» **TASK DIRECTIONS**:
Below is a listing; write it out exactly and drop any images from it.

» **STORED DATA**:
▼▼▼
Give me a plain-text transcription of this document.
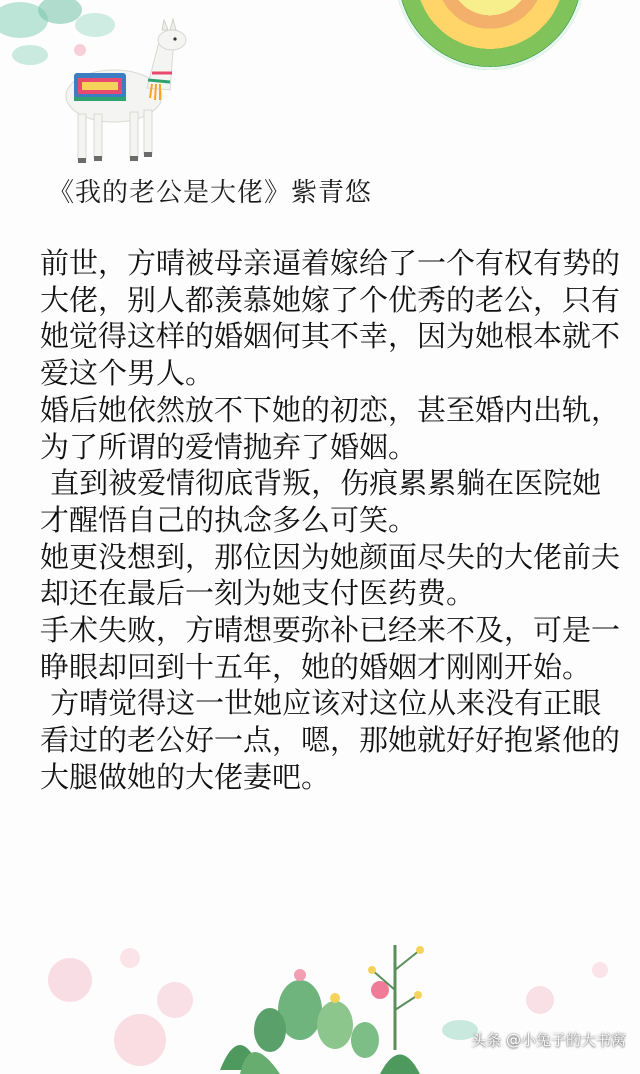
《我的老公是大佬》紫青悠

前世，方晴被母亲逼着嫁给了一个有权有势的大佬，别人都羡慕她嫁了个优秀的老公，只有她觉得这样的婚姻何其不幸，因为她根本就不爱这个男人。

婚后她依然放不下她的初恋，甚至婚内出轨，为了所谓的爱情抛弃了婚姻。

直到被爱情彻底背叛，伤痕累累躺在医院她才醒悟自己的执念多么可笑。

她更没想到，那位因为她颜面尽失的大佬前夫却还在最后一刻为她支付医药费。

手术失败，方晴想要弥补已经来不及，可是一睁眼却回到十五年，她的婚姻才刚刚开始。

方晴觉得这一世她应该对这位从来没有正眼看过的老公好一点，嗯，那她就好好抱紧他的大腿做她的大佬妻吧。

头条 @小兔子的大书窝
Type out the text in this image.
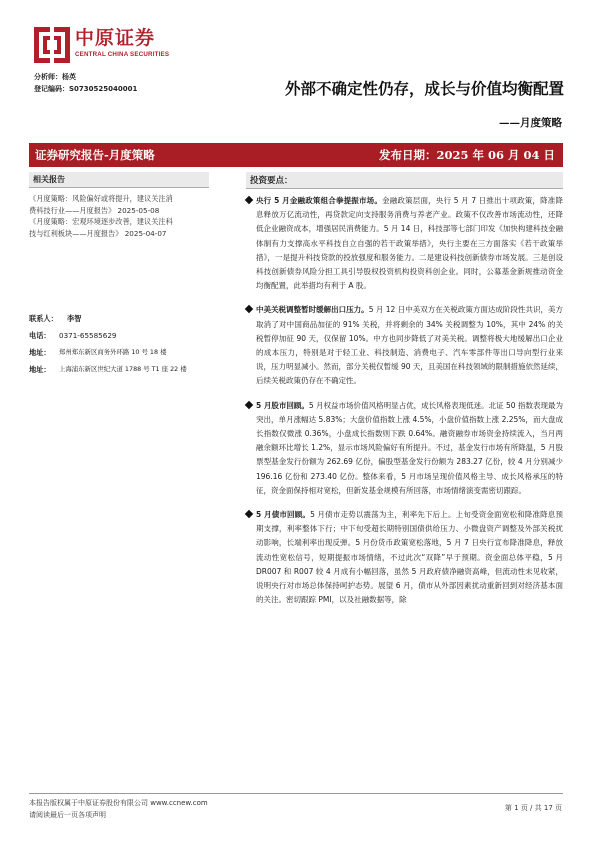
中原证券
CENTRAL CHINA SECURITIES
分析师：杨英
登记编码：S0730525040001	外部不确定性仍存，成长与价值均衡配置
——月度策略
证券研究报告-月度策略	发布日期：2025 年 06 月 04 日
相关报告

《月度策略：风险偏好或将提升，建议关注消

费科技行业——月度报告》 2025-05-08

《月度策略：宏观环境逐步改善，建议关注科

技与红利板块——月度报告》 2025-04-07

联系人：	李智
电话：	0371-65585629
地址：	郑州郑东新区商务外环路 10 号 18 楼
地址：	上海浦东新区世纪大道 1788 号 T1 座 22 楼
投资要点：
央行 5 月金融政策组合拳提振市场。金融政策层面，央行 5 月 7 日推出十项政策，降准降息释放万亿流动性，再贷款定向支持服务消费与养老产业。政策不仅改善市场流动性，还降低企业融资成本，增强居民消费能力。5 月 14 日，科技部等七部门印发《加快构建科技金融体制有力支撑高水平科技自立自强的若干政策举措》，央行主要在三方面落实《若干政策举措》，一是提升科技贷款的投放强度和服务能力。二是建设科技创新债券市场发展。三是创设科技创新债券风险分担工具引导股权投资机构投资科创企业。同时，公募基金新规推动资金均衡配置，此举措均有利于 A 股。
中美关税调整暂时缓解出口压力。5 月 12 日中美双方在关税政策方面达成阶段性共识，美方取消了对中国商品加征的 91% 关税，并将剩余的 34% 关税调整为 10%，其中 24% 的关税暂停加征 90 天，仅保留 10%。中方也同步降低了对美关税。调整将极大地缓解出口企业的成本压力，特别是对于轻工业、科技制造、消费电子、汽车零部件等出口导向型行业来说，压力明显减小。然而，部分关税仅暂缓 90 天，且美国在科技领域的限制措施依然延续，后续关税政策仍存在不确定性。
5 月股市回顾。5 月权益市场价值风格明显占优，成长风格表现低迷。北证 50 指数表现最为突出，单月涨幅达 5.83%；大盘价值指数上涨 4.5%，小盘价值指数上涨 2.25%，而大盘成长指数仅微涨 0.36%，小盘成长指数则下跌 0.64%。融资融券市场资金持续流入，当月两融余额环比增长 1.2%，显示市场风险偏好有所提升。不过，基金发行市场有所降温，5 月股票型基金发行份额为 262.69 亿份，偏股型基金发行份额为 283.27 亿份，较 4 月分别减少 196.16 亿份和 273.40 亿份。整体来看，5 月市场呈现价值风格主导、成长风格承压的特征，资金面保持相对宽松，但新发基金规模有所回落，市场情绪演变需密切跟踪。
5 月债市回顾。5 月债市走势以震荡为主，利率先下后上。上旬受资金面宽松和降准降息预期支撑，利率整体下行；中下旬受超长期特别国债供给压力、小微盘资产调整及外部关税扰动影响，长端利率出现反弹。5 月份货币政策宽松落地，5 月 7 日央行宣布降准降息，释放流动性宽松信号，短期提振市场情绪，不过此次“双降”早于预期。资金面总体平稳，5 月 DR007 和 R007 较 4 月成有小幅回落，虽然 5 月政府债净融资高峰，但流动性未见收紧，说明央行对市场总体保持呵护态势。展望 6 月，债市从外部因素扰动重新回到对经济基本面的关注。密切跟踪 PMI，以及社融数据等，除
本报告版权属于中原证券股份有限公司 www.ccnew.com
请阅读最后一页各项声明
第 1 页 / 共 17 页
▲▲▲
» **TASK RESULT**:
Give me a plain-text transcription of this document.
《我的老公是大佬》紫青悠

前世，方晴被母亲逼着嫁给了一个有权有势的大佬，别人都羡慕她嫁了个优秀的老公，只有她觉得这样的婚姻何其不幸，因为她根本就不爱这个男人。

婚后她依然放不下她的初恋，甚至婚内出轨，为了所谓的爱情抛弃了婚姻。

直到被爱情彻底背叛，伤痕累累躺在医院她才醒悟自己的执念多么可笑。

她更没想到，那位因为她颜面尽失的大佬前夫却还在最后一刻为她支付医药费。

手术失败，方晴想要弥补已经来不及，可是一睁眼却回到十五年，她的婚姻才刚刚开始。

方晴觉得这一世她应该对这位从来没有正眼看过的老公好一点，嗯，那她就好好抱紧他的大腿做她的大佬妻吧。

头条 @小兔子的大书窝
Type out the text in this image.
中原证券
CENTRAL CHINA SECURITIES
分析师：杨英
登记编码：S0730525040001	外部不确定性仍存，成长与价值均衡配置
——月度策略
证券研究报告-月度策略	发布日期：2025 年 06 月 04 日
相关报告

《月度策略：风险偏好或将提升，建议关注消

费科技行业——月度报告》 2025-05-08

《月度策略：宏观环境逐步改善，建议关注科

技与红利板块——月度报告》 2025-04-07

联系人：	李智
电话：	0371-65585629
地址：	郑州郑东新区商务外环路 10 号 18 楼
地址：	上海浦东新区世纪大道 1788 号 T1 座 22 楼
投资要点：
央行 5 月金融政策组合拳提振市场。金融政策层面，央行 5 月 7 日推出十项政策，降准降息释放万亿流动性，再贷款定向支持服务消费与养老产业。政策不仅改善市场流动性，还降低企业融资成本，增强居民消费能力。5 月 14 日，科技部等七部门印发《加快构建科技金融体制有力支撑高水平科技自立自强的若干政策举措》，央行主要在三方面落实《若干政策举措》，一是提升科技贷款的投放强度和服务能力。二是建设科技创新债券市场发展。三是创设科技创新债券风险分担工具引导股权投资机构投资科创企业。同时，公募基金新规推动资金均衡配置，此举措均有利于 A 股。
中美关税调整暂时缓解出口压力。5 月 12 日中美双方在关税政策方面达成阶段性共识，美方取消了对中国商品加征的 91% 关税，并将剩余的 34% 关税调整为 10%，其中 24% 的关税暂停加征 90 天，仅保留 10%。中方也同步降低了对美关税。调整将极大地缓解出口企业的成本压力，特别是对于轻工业、科技制造、消费电子、汽车零部件等出口导向型行业来说，压力明显减小。然而，部分关税仅暂缓 90 天，且美国在科技领域的限制措施依然延续，后续关税政策仍存在不确定性。
5 月股市回顾。5 月权益市场价值风格明显占优，成长风格表现低迷。北证 50 指数表现最为突出，单月涨幅达 5.83%；大盘价值指数上涨 4.5%，小盘价值指数上涨 2.25%，而大盘成长指数仅微涨 0.36%，小盘成长指数则下跌 0.64%。融资融券市场资金持续流入，当月两融余额环比增长 1.2%，显示市场风险偏好有所提升。不过，基金发行市场有所降温，5 月股票型基金发行份额为 262.69 亿份，偏股型基金发行份额为 283.27 亿份，较 4 月分别减少 196.16 亿份和 273.40 亿份。整体来看，5 月市场呈现价值风格主导、成长风格承压的特征，资金面保持相对宽松，但新发基金规模有所回落，市场情绪演变需密切跟踪。
5 月债市回顾。5 月债市走势以震荡为主，利率先下后上。上旬受资金面宽松和降准降息预期支撑，利率整体下行；中下旬受超长期特别国债供给压力、小微盘资产调整及外部关税扰动影响，长端利率出现反弹。5 月份货币政策宽松落地，5 月 7 日央行宣布降准降息，释放流动性宽松信号，短期提振市场情绪，不过此次“双降”早于预期。资金面总体平稳，5 月 DR007 和 R007 较 4 月成有小幅回落，虽然 5 月政府债净融资高峰，但流动性未见收紧，说明央行对市场总体保持呵护态势。展望 6 月，债市从外部因素扰动重新回到对经济基本面的关注。密切跟踪 PMI，以及社融数据等，除
本报告版权属于中原证券股份有限公司 www.ccnew.com
请阅读最后一页各项声明
第 1 页 / 共 17 页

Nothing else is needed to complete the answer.